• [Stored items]
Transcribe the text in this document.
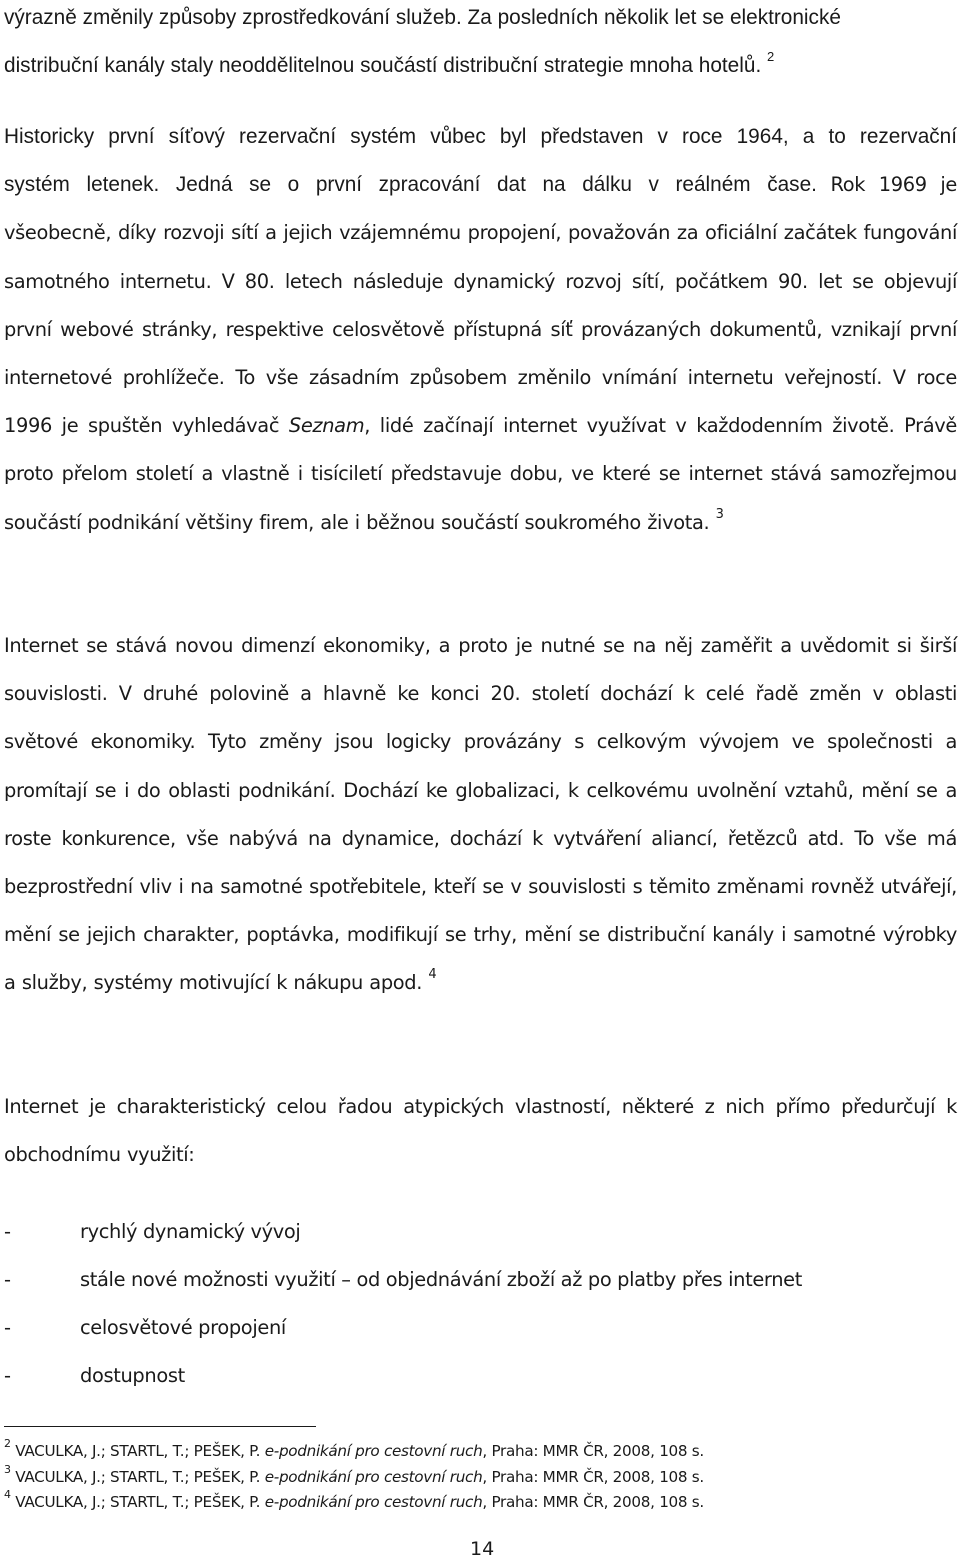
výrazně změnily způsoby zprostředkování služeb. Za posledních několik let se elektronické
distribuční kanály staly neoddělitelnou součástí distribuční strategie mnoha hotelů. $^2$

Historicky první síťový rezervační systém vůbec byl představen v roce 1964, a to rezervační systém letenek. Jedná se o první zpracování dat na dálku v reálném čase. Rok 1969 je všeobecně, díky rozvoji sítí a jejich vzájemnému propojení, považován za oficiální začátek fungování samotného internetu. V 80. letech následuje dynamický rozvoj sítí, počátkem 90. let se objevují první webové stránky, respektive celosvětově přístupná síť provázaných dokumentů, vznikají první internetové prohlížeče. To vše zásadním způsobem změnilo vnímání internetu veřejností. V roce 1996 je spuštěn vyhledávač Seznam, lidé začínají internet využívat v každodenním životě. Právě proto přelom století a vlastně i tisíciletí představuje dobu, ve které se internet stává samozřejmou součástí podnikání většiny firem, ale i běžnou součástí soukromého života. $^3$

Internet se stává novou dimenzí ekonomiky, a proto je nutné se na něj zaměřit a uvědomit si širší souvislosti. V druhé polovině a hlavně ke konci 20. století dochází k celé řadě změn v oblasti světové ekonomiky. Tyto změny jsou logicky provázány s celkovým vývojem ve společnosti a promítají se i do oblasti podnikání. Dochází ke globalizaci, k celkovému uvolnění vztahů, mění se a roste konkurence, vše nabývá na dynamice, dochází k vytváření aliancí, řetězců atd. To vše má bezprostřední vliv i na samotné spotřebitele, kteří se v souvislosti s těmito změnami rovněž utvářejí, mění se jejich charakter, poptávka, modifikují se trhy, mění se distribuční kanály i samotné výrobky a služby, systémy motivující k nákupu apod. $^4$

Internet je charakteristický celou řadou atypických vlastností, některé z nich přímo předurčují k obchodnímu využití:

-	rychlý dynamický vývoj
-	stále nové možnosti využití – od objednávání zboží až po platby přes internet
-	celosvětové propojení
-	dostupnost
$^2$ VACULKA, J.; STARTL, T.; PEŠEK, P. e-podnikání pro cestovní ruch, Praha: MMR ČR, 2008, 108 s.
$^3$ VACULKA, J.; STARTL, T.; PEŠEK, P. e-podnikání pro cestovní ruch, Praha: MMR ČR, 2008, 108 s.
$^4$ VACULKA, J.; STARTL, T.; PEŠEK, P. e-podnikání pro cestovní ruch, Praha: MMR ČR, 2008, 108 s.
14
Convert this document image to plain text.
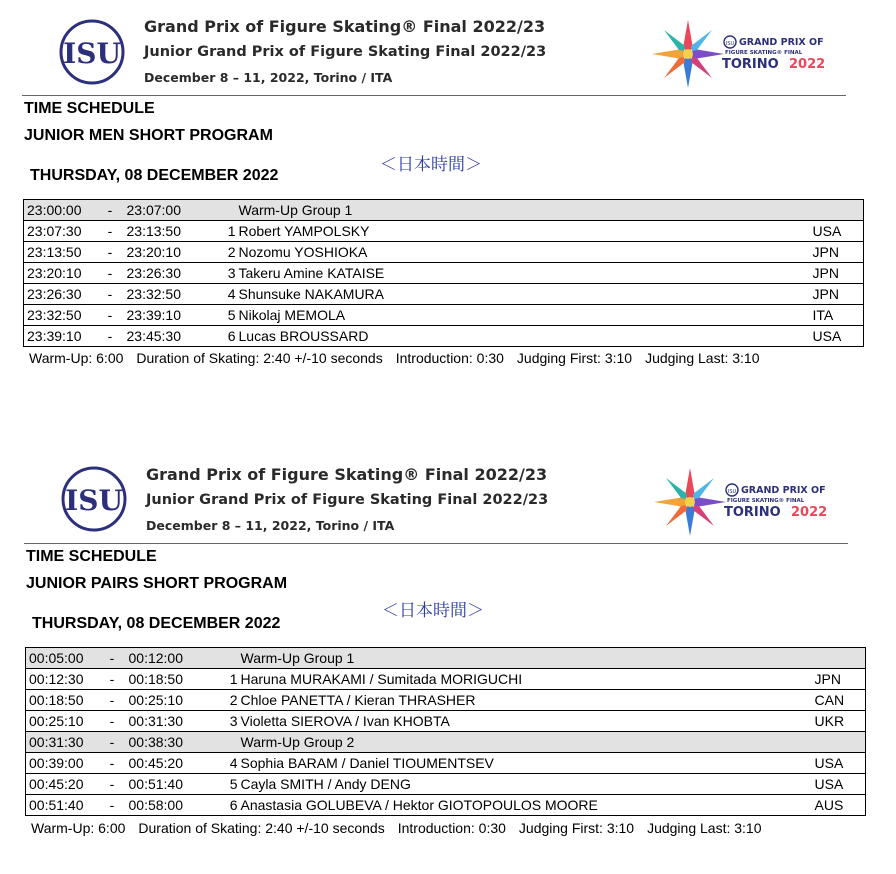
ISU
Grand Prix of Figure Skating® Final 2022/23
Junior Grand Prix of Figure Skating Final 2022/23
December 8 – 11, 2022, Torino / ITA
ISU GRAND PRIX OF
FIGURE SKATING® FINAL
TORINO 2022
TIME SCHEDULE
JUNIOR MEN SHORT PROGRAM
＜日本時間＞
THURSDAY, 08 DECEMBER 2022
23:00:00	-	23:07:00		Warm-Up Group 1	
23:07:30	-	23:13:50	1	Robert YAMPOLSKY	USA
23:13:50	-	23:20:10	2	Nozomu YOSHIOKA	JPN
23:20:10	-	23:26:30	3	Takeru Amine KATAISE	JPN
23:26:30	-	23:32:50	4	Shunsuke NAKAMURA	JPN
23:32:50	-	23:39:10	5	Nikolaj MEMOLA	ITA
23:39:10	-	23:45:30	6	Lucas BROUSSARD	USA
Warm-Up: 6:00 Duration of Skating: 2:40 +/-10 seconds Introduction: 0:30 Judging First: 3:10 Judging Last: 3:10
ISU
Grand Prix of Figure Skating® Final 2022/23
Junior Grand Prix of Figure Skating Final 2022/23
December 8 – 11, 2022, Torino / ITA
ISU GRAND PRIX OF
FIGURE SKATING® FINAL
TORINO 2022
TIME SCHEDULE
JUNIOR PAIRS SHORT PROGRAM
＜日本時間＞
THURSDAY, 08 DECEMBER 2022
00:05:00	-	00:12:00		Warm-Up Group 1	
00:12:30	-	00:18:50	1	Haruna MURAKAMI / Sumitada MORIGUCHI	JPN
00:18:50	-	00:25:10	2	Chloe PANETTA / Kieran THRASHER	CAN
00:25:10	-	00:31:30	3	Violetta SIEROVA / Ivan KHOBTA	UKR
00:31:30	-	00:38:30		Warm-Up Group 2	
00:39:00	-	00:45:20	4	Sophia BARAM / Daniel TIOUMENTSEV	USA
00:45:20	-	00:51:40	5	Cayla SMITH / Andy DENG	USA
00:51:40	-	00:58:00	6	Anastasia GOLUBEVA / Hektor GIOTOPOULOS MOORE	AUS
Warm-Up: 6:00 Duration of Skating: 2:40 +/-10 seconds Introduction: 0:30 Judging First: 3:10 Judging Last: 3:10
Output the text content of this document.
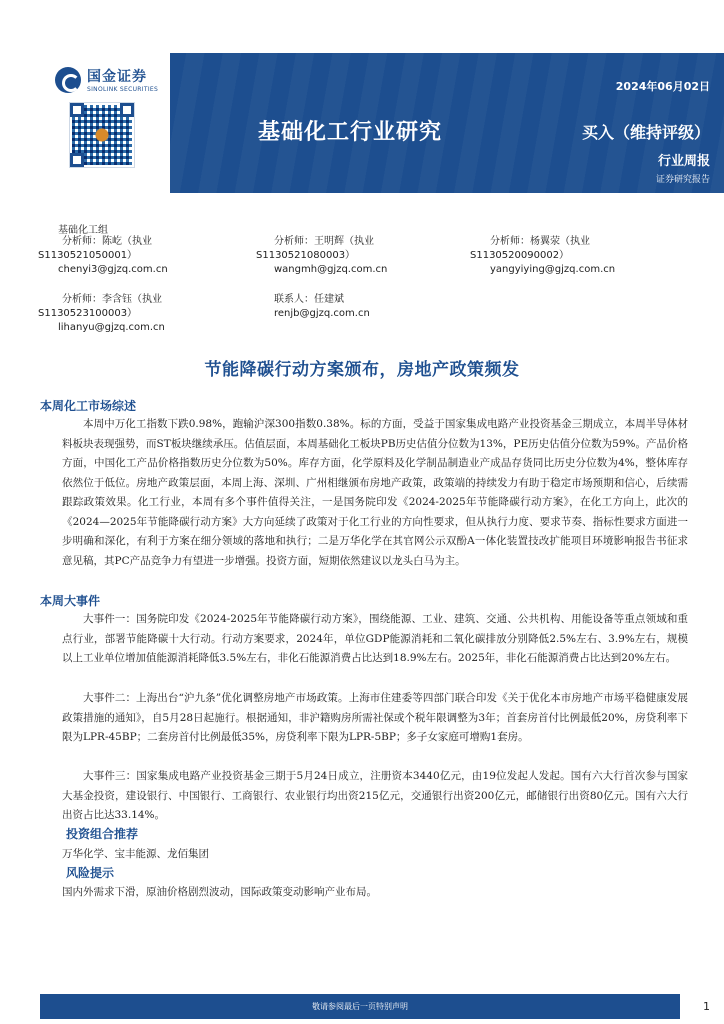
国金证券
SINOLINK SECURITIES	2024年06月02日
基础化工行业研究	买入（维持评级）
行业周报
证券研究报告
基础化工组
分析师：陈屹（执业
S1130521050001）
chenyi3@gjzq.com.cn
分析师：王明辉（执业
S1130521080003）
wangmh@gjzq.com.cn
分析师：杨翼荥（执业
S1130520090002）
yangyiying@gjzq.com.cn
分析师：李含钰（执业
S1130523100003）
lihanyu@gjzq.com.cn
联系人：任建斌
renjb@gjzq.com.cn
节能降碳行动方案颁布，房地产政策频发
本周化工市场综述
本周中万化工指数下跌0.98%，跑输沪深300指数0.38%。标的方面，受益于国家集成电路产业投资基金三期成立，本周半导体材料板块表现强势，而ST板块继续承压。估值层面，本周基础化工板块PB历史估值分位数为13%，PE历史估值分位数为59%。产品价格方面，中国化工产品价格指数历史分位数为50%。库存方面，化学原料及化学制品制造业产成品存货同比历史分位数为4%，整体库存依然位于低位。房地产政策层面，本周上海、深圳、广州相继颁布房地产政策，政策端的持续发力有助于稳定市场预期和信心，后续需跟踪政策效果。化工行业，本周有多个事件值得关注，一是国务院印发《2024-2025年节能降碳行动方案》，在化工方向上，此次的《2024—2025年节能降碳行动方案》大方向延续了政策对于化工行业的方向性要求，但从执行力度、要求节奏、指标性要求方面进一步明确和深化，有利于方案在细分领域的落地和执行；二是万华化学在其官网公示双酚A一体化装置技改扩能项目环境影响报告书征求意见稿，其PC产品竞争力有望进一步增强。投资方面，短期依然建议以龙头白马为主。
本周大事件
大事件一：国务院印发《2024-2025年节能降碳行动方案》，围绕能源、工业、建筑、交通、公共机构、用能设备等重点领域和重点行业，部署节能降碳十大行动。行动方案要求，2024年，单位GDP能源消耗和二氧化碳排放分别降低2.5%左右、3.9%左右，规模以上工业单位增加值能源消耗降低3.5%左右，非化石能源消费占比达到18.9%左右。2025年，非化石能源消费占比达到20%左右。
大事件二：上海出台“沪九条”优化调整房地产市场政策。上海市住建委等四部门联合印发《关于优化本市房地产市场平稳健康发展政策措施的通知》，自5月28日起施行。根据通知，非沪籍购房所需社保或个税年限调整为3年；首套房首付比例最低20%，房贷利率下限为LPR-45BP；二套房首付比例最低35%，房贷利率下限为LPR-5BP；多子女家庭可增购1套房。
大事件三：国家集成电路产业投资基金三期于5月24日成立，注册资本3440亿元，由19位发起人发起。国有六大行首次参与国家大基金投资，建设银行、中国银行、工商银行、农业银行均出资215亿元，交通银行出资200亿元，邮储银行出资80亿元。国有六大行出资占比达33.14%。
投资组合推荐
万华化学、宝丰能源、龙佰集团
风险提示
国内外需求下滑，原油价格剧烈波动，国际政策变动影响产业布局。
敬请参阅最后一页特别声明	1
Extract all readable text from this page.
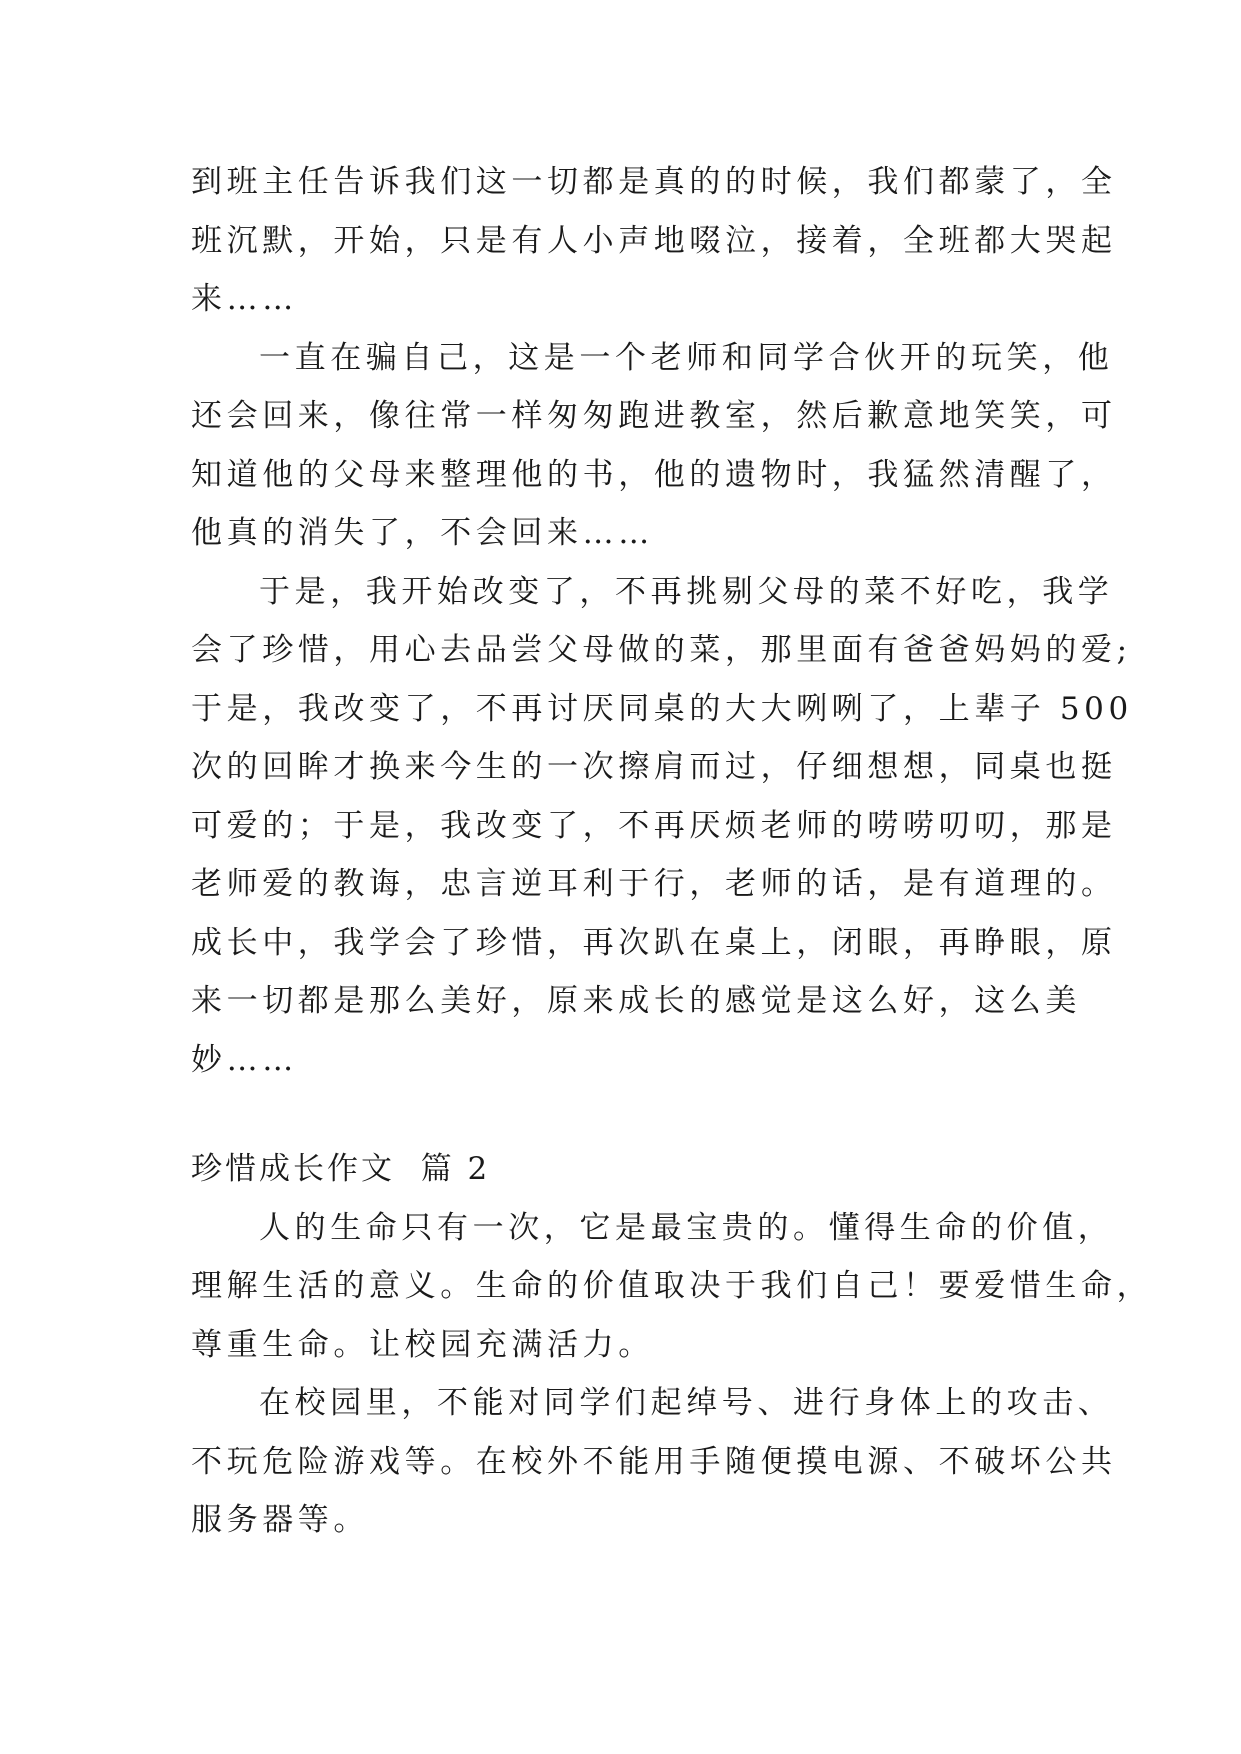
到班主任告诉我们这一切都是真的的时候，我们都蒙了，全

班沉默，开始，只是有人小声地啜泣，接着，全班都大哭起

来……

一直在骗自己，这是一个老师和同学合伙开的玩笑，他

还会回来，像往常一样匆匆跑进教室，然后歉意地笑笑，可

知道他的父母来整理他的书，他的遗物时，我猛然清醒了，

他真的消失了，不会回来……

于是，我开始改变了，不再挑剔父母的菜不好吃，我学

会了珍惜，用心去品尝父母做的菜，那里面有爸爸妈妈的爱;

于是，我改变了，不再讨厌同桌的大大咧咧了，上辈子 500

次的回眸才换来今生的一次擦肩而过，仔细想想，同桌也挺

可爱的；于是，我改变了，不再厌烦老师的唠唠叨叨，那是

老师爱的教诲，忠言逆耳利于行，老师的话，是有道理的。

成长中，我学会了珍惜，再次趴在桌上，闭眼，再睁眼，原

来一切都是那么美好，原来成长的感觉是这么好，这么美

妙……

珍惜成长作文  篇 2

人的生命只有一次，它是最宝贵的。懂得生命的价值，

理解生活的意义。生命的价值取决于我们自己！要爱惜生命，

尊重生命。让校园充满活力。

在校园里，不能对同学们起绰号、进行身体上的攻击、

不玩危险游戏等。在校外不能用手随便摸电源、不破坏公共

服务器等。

• [Given exercise] Copy all lines from the listing that contain "kanály".

• [Problem solution]
distribuční kanály staly neoddělitelnou součástí distribuční strategie mnoha hotelů. $^2$
Internet se stává novou dimenzí ekonomiky, a proto je nutné se na něj zaměřit a uvědomit si širší souvislosti. V druhé polovině a hlavně ke konci 20. století dochází k celé řadě změn v oblasti světové ekonomiky. Tyto změny jsou logicky provázány s celkovým vývojem ve společnosti a promítají se i do oblasti podnikání. Dochází ke globalizaci, k celkovému uvolnění vztahů, mění se a roste konkurence, vše nabývá na dynamice, dochází k vytváření aliancí, řetězců atd. To vše má bezprostřední vliv i na samotné spotřebitele, kteří se v souvislosti s těmito změnami rovněž utvářejí, mění se jejich charakter, poptávka, modifikují se trhy, mění se distribuční kanály i samotné výrobky a služby, systémy motivující k nákupu apod. $^4$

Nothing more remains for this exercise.